* [WORKING DATA]:
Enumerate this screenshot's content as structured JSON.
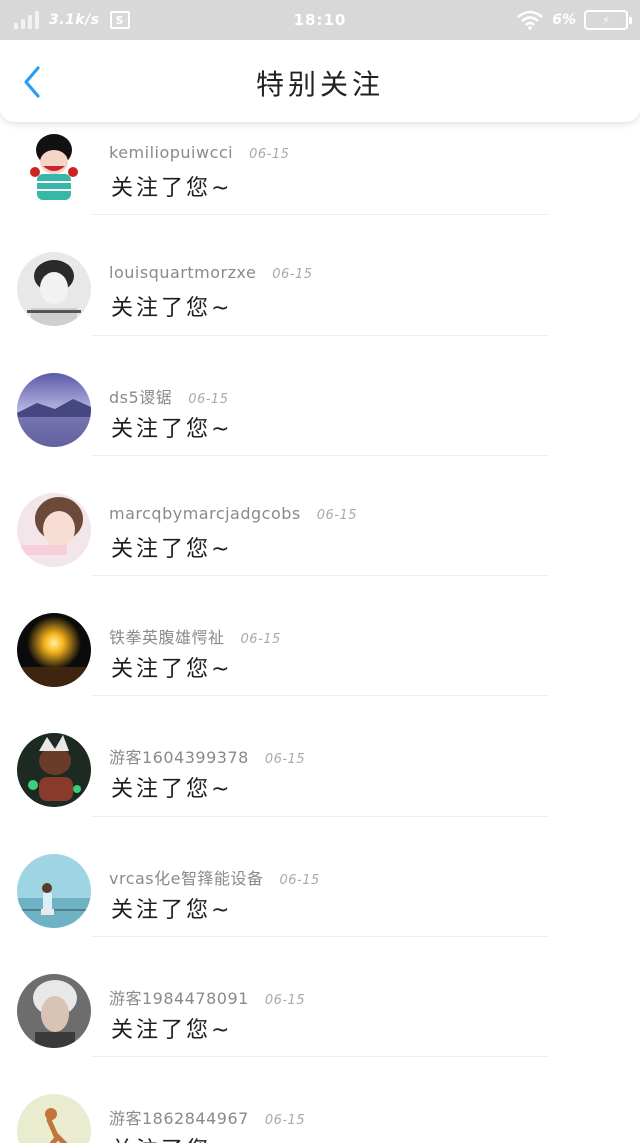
{
  "status_bar": {
    "net_speed": "3.1k/s",
    "time": "18:10",
    "battery_percent": "6%"
  },
  "header": {
    "title": "特别关注"
  },
  "followers": [
    {
      "name": "kemiliopuiwcci",
      "date": "06-15",
      "message": "关注了您~"
    },
    {
      "name": "louisquartmorzxe",
      "date": "06-15",
      "message": "关注了您~"
    },
    {
      "name": "ds5谡锯",
      "date": "06-15",
      "message": "关注了您~"
    },
    {
      "name": "marcqbymarcjadgcobs",
      "date": "06-15",
      "message": "关注了您~"
    },
    {
      "name": "铁拳英腹雄愕祉",
      "date": "06-15",
      "message": "关注了您~"
    },
    {
      "name": "游客1604399378",
      "date": "06-15",
      "message": "关注了您~"
    },
    {
      "name": "vrcas化e智箨能设备",
      "date": "06-15",
      "message": "关注了您~"
    },
    {
      "name": "游客1984478091",
      "date": "06-15",
      "message": "关注了您~"
    },
    {
      "name": "游客1862844967",
      "date": "06-15",
      "message": "关注了您~"
    }
  ],
  "colors": {
    "status_bar_bg": "#d8d8d8",
    "accent_back_arrow": "#2a9df4",
    "username_gray": "#8a8a8a",
    "date_gray": "#aaaaaa"
  }
}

* [WRITTEN PROBLEM]: Transcribe all of the records above character for character. Exclude the pictures.

* [RESULT FOR THIS EXERCISE]:
Enumerate this screenshot's content as structured JSON.
{
  "status_bar": {
    "net_speed": "3.1k/s",
    "time": "18:10",
    "battery_percent": "6%"
  },
  "header": {
    "title": "特别关注"
  },
  "followers": [
    {
      "name": "kemiliopuiwcci",
      "date": "06-15",
      "message": "关注了您~"
    },
    {
      "name": "louisquartmorzxe",
      "date": "06-15",
      "message": "关注了您~"
    },
    {
      "name": "ds5谡锯",
      "date": "06-15",
      "message": "关注了您~"
    },
    {
      "name": "marcqbymarcjadgcobs",
      "date": "06-15",
      "message": "关注了您~"
    },
    {
      "name": "铁拳英腹雄愕祉",
      "date": "06-15",
      "message": "关注了您~"
    },
    {
      "name": "游客1604399378",
      "date": "06-15",
      "message": "关注了您~"
    },
    {
      "name": "vrcas化e智箨能设备",
      "date": "06-15",
      "message": "关注了您~"
    },
    {
      "name": "游客1984478091",
      "date": "06-15",
      "message": "关注了您~"
    },
    {
      "name": "游客1862844967",
      "date": "06-15",
      "message": "关注了您~"
    }
  ],
  "colors": {
    "status_bar_bg": "#d8d8d8",
    "accent_back_arrow": "#2a9df4",
    "username_gray": "#8a8a8a",
    "date_gray": "#aaaaaa"
  }
}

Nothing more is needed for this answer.